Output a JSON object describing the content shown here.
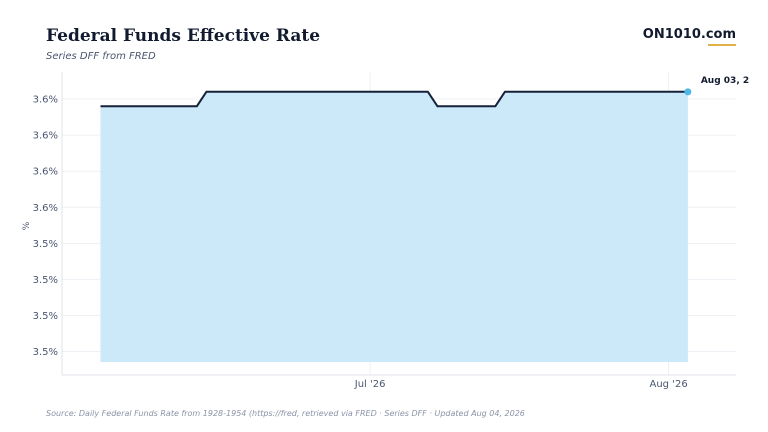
{
  "header": {
    "title": "Federal Funds Effective Rate",
    "subtitle": "Series DFF from FRED",
    "brand": "ON1010.com"
  },
  "footer": {
    "source": "Source:  Daily Federal Funds Rate from 1928-1954 (https://fred, retrieved via FRED · Series DFF · Updated Aug 04, 2026"
  },
  "colors": {
    "line": "#16213a",
    "area": "#cbe9f9",
    "marker": "#4fb8e6",
    "grid": "#edf0f4",
    "accent": "#e0b24a"
  },
  "chart_data": {
    "type": "area",
    "ylabel": "%",
    "y_ticks": [
      {
        "value": 3.58,
        "label": "3.6%"
      },
      {
        "value": 3.56,
        "label": "3.6%"
      },
      {
        "value": 3.54,
        "label": "3.6%"
      },
      {
        "value": 3.52,
        "label": "3.6%"
      },
      {
        "value": 3.5,
        "label": "3.5%"
      },
      {
        "value": 3.48,
        "label": "3.5%"
      },
      {
        "value": 3.46,
        "label": "3.5%"
      },
      {
        "value": 3.44,
        "label": "3.5%"
      }
    ],
    "ylim": [
      3.427,
      3.595
    ],
    "xlim": [
      "2026-05-30",
      "2026-08-08"
    ],
    "x_ticks": [
      {
        "value": "2026-07-01",
        "label": "Jul '26"
      },
      {
        "value": "2026-08-01",
        "label": "Aug '26"
      }
    ],
    "grid": true,
    "series": [
      {
        "values": [
          {
            "x": "2026-06-03",
            "y": 3.576
          },
          {
            "x": "2026-06-13",
            "y": 3.576
          },
          {
            "x": "2026-06-14",
            "y": 3.584
          },
          {
            "x": "2026-07-07",
            "y": 3.584
          },
          {
            "x": "2026-07-08",
            "y": 3.576
          },
          {
            "x": "2026-07-14",
            "y": 3.576
          },
          {
            "x": "2026-07-15",
            "y": 3.584
          },
          {
            "x": "2026-08-03",
            "y": 3.584
          }
        ]
      }
    ],
    "end_label": "Aug 03, 2"
  }
}
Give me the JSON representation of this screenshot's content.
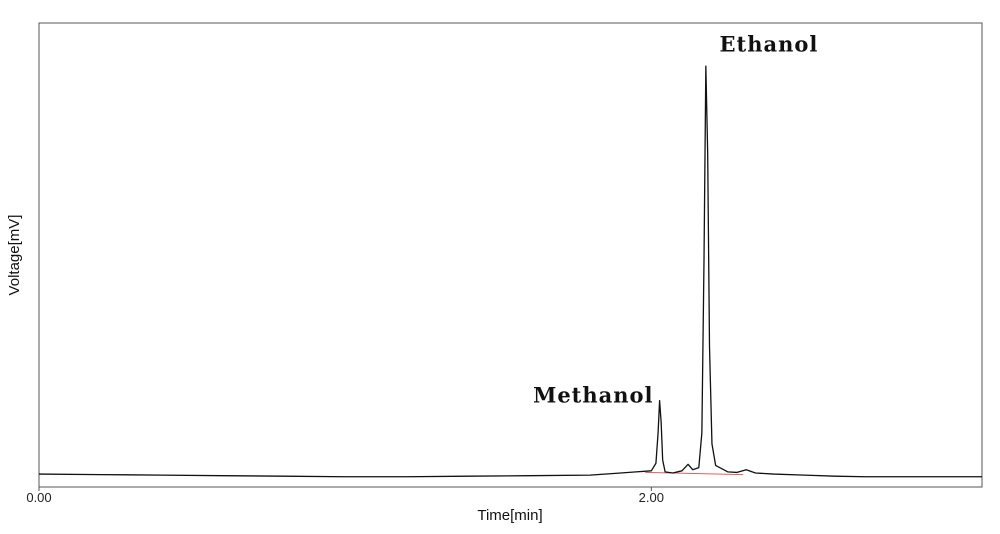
{
  "chart_data": {
    "type": "line",
    "xlabel": "Time[min]",
    "ylabel": "Voltage[mV]",
    "xlim": [
      0,
      3.08
    ],
    "ylim": [
      -1,
      42
    ],
    "grid": false,
    "x_ticks": [
      {
        "value": 0,
        "label": "0.00"
      },
      {
        "value": 2,
        "label": "2.00"
      }
    ],
    "annotations": [
      {
        "text": "Methanol",
        "x": 2.03,
        "y": 7.5
      },
      {
        "text": "Ethanol",
        "x": 2.19,
        "y": 40
      }
    ],
    "series": [
      {
        "color": "#111111",
        "values": [
          {
            "x": 0.0,
            "y": 0.2
          },
          {
            "x": 0.2,
            "y": 0.15
          },
          {
            "x": 0.4,
            "y": 0.1
          },
          {
            "x": 0.6,
            "y": 0.05
          },
          {
            "x": 0.8,
            "y": 0.0
          },
          {
            "x": 1.0,
            "y": -0.05
          },
          {
            "x": 1.2,
            "y": -0.05
          },
          {
            "x": 1.4,
            "y": 0.0
          },
          {
            "x": 1.6,
            "y": 0.05
          },
          {
            "x": 1.8,
            "y": 0.1
          },
          {
            "x": 1.9,
            "y": 0.3
          },
          {
            "x": 1.95,
            "y": 0.4
          },
          {
            "x": 2.0,
            "y": 0.5
          },
          {
            "x": 2.015,
            "y": 1.2
          },
          {
            "x": 2.022,
            "y": 4.0
          },
          {
            "x": 2.027,
            "y": 7.0
          },
          {
            "x": 2.032,
            "y": 5.0
          },
          {
            "x": 2.037,
            "y": 1.5
          },
          {
            "x": 2.045,
            "y": 0.4
          },
          {
            "x": 2.07,
            "y": 0.3
          },
          {
            "x": 2.1,
            "y": 0.5
          },
          {
            "x": 2.12,
            "y": 1.1
          },
          {
            "x": 2.135,
            "y": 0.6
          },
          {
            "x": 2.155,
            "y": 0.8
          },
          {
            "x": 2.165,
            "y": 4.0
          },
          {
            "x": 2.172,
            "y": 20.0
          },
          {
            "x": 2.178,
            "y": 38.0
          },
          {
            "x": 2.184,
            "y": 30.0
          },
          {
            "x": 2.19,
            "y": 12.0
          },
          {
            "x": 2.198,
            "y": 3.0
          },
          {
            "x": 2.21,
            "y": 1.0
          },
          {
            "x": 2.25,
            "y": 0.4
          },
          {
            "x": 2.28,
            "y": 0.35
          },
          {
            "x": 2.31,
            "y": 0.6
          },
          {
            "x": 2.34,
            "y": 0.3
          },
          {
            "x": 2.4,
            "y": 0.2
          },
          {
            "x": 2.5,
            "y": 0.1
          },
          {
            "x": 2.6,
            "y": 0.0
          },
          {
            "x": 2.7,
            "y": -0.05
          },
          {
            "x": 2.8,
            "y": -0.05
          },
          {
            "x": 2.9,
            "y": -0.05
          },
          {
            "x": 3.0,
            "y": -0.05
          },
          {
            "x": 3.08,
            "y": -0.05
          }
        ]
      },
      {
        "color": "#e06060",
        "values": [
          {
            "x": 1.98,
            "y": 0.35
          },
          {
            "x": 2.3,
            "y": 0.15
          }
        ]
      }
    ]
  }
}
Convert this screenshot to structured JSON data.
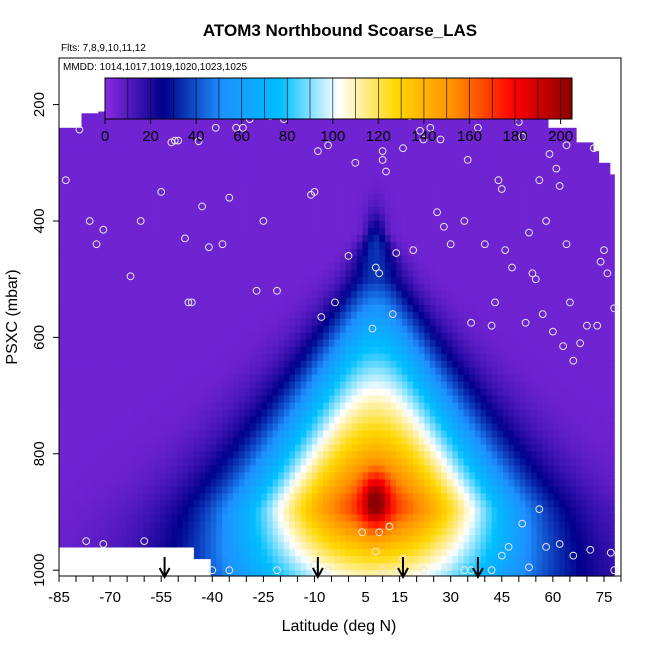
{
  "chart_data": {
    "type": "heatmap",
    "title": "ATOM3 Northbound Scoarse_LAS",
    "flights_label": "Flts: 7,8,9,10,11,12",
    "dates_label": "MMDD: 1014,1017,1019,1020,1023,1025",
    "xlabel": "Latitude (deg N)",
    "ylabel": "PSXC (mbar)",
    "xlim": [
      -85,
      80
    ],
    "ylim": [
      1010,
      120
    ],
    "x_ticks": [
      -85,
      -70,
      -55,
      -40,
      -25,
      -10,
      5,
      15,
      30,
      45,
      60,
      75
    ],
    "y_ticks": [
      200,
      400,
      600,
      800,
      1000
    ],
    "colorbar": {
      "range": [
        0,
        205
      ],
      "ticks": [
        0,
        20,
        40,
        60,
        80,
        100,
        120,
        140,
        160,
        180,
        200
      ],
      "colors": [
        "#8a2be2",
        "#00008b",
        "#1e90ff",
        "#00bfff",
        "#ffffff",
        "#ffd700",
        "#ff8c00",
        "#ff0000",
        "#8b0000"
      ]
    },
    "arrows_lat": [
      -54,
      -9,
      16,
      38
    ],
    "field": {
      "background_value": 5,
      "peak_lat": 8,
      "peak_pressure": 880,
      "peak_value": 165,
      "top_pressure_by_lat": [
        [
          -81,
          240
        ],
        [
          -78,
          215
        ],
        [
          -73,
          212
        ],
        [
          -70,
          165
        ],
        [
          -60,
          165
        ],
        [
          -50,
          165
        ],
        [
          -40,
          165
        ],
        [
          -20,
          165
        ],
        [
          0,
          165
        ],
        [
          20,
          165
        ],
        [
          40,
          165
        ],
        [
          50,
          165
        ],
        [
          52,
          210
        ],
        [
          59,
          240
        ],
        [
          66,
          265
        ],
        [
          71,
          280
        ],
        [
          74,
          300
        ],
        [
          77,
          320
        ]
      ],
      "bottom_pressure_by_lat": [
        [
          -81,
          960
        ],
        [
          -45,
          980
        ],
        [
          -40,
          1010
        ],
        [
          77,
          1010
        ]
      ]
    },
    "observations": [
      [
        -83,
        330
      ],
      [
        -79,
        243
      ],
      [
        -76,
        400
      ],
      [
        -74,
        440
      ],
      [
        -72,
        415
      ],
      [
        -70,
        212
      ],
      [
        -68,
        210
      ],
      [
        -64,
        495
      ],
      [
        -61,
        400
      ],
      [
        -57,
        185
      ],
      [
        -55,
        350
      ],
      [
        -52,
        265
      ],
      [
        -51,
        262
      ],
      [
        -50,
        262
      ],
      [
        -48,
        430
      ],
      [
        -46,
        540
      ],
      [
        -44,
        263
      ],
      [
        -43,
        375
      ],
      [
        -41,
        445
      ],
      [
        -39,
        240
      ],
      [
        -37,
        440
      ],
      [
        -35,
        360
      ],
      [
        -33,
        240
      ],
      [
        -31,
        240
      ],
      [
        -29,
        225
      ],
      [
        -27,
        520
      ],
      [
        -25,
        400
      ],
      [
        -23,
        220
      ],
      [
        -21,
        520
      ],
      [
        -19,
        225
      ],
      [
        -17,
        205
      ],
      [
        -15,
        200
      ],
      [
        -13,
        190
      ],
      [
        -11,
        355
      ],
      [
        -10,
        350
      ],
      [
        -9,
        280
      ],
      [
        -8,
        565
      ],
      [
        -6,
        270
      ],
      [
        -4,
        540
      ],
      [
        -2,
        215
      ],
      [
        0,
        460
      ],
      [
        2,
        300
      ],
      [
        5,
        210
      ],
      [
        7,
        585
      ],
      [
        8,
        480
      ],
      [
        9,
        490
      ],
      [
        10,
        280
      ],
      [
        10,
        295
      ],
      [
        11,
        315
      ],
      [
        12,
        195
      ],
      [
        13,
        560
      ],
      [
        14,
        455
      ],
      [
        16,
        275
      ],
      [
        18,
        220
      ],
      [
        19,
        450
      ],
      [
        21,
        245
      ],
      [
        22,
        260
      ],
      [
        24,
        240
      ],
      [
        26,
        385
      ],
      [
        27,
        260
      ],
      [
        28,
        410
      ],
      [
        30,
        440
      ],
      [
        32,
        210
      ],
      [
        34,
        400
      ],
      [
        35,
        295
      ],
      [
        36,
        575
      ],
      [
        38,
        240
      ],
      [
        40,
        440
      ],
      [
        42,
        580
      ],
      [
        43,
        540
      ],
      [
        44,
        330
      ],
      [
        45,
        345
      ],
      [
        46,
        450
      ],
      [
        48,
        480
      ],
      [
        50,
        230
      ],
      [
        51,
        255
      ],
      [
        52,
        575
      ],
      [
        53,
        420
      ],
      [
        54,
        490
      ],
      [
        55,
        500
      ],
      [
        56,
        330
      ],
      [
        57,
        560
      ],
      [
        58,
        400
      ],
      [
        59,
        285
      ],
      [
        60,
        590
      ],
      [
        61,
        310
      ],
      [
        62,
        340
      ],
      [
        63,
        615
      ],
      [
        64,
        270
      ],
      [
        64,
        440
      ],
      [
        65,
        540
      ],
      [
        66,
        640
      ],
      [
        68,
        610
      ],
      [
        70,
        580
      ],
      [
        72,
        275
      ],
      [
        73,
        580
      ],
      [
        74,
        470
      ],
      [
        75,
        450
      ],
      [
        76,
        490
      ],
      [
        78,
        550
      ],
      [
        -47,
        540
      ],
      [
        -60,
        950
      ],
      [
        -72,
        955
      ],
      [
        -77,
        950
      ],
      [
        -40,
        1000
      ],
      [
        -35,
        1000
      ],
      [
        -21,
        1000
      ],
      [
        -10,
        990
      ],
      [
        -6,
        1000
      ],
      [
        4,
        935
      ],
      [
        8,
        968
      ],
      [
        9,
        935
      ],
      [
        10,
        1000
      ],
      [
        12,
        925
      ],
      [
        14,
        1000
      ],
      [
        16,
        980
      ],
      [
        22,
        1000
      ],
      [
        29,
        995
      ],
      [
        36,
        1000
      ],
      [
        42,
        1000
      ],
      [
        47,
        960
      ],
      [
        53,
        995
      ],
      [
        56,
        895
      ],
      [
        58,
        960
      ],
      [
        62,
        955
      ],
      [
        66,
        975
      ],
      [
        71,
        965
      ],
      [
        77,
        970
      ],
      [
        78,
        1000
      ],
      [
        51,
        920
      ],
      [
        45,
        975
      ],
      [
        34,
        1000
      ]
    ]
  }
}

....................

**SHORT EXERCISE**
Of the lines in the material above, state how many contain the string "Federal"; give no other text.

**WRITTEN ANSWER**
2